▶ _WRITTEN PROBLEM_
Output the entries below exactly as written, omitting pictures.

Start of DATA SUPPLIED

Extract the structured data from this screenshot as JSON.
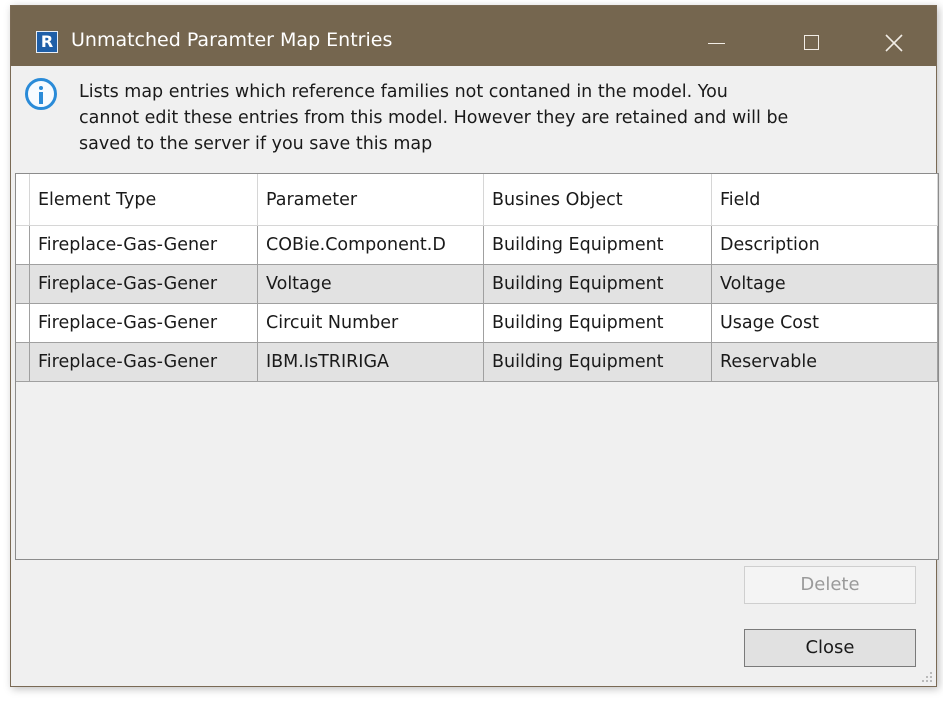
{
  "window": {
    "app_icon_letter": "R",
    "title": "Unmatched Paramter Map Entries",
    "titlebar_color": "#75664f"
  },
  "info": {
    "icon": "info-icon",
    "lines": [
      "Lists map entries which reference families not contaned in the model.  You",
      "cannot edit these entries from this model.  However they are retained and will be",
      "saved to the server if you save this map"
    ]
  },
  "table": {
    "headers": [
      "Element Type",
      "Parameter",
      "Busines Object",
      "Field"
    ],
    "rows": [
      [
        "Fireplace-Gas-Gener",
        "COBie.Component.D",
        "Building Equipment",
        "Description"
      ],
      [
        "Fireplace-Gas-Gener",
        "Voltage",
        "Building Equipment",
        "Voltage"
      ],
      [
        "Fireplace-Gas-Gener",
        "Circuit Number",
        "Building Equipment",
        "Usage Cost"
      ],
      [
        "Fireplace-Gas-Gener",
        "IBM.IsTRIRIGA",
        "Building Equipment",
        "Reservable"
      ]
    ]
  },
  "buttons": {
    "delete_label": "Delete",
    "close_label": "Close"
  }
}
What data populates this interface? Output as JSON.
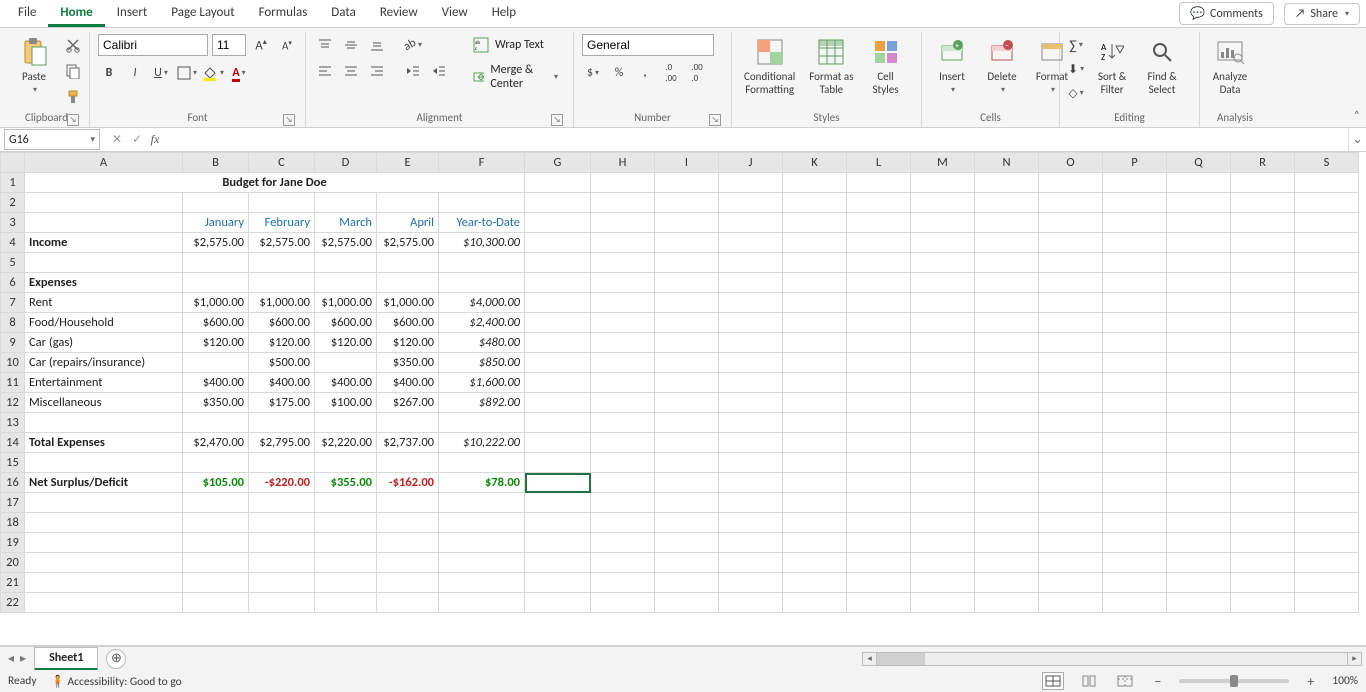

End of DATA SUPPLIED

▶ _WRITTEN RESPONSE_
Extract the structured data from this screenshot as JSON.
{
  "window": {
    "app_icon_letter": "R",
    "title": "Unmatched Paramter Map Entries",
    "titlebar_color": "#75664f"
  },
  "info": {
    "icon": "info-icon",
    "lines": [
      "Lists map entries which reference families not contaned in the model.  You",
      "cannot edit these entries from this model.  However they are retained and will be",
      "saved to the server if you save this map"
    ]
  },
  "table": {
    "headers": [
      "Element Type",
      "Parameter",
      "Busines Object",
      "Field"
    ],
    "rows": [
      [
        "Fireplace-Gas-Gener",
        "COBie.Component.D",
        "Building Equipment",
        "Description"
      ],
      [
        "Fireplace-Gas-Gener",
        "Voltage",
        "Building Equipment",
        "Voltage"
      ],
      [
        "Fireplace-Gas-Gener",
        "Circuit Number",
        "Building Equipment",
        "Usage Cost"
      ],
      [
        "Fireplace-Gas-Gener",
        "IBM.IsTRIRIGA",
        "Building Equipment",
        "Reservable"
      ]
    ]
  },
  "buttons": {
    "delete_label": "Delete",
    "close_label": "Close"
  }
}
What data populates this interface? Output as JSON.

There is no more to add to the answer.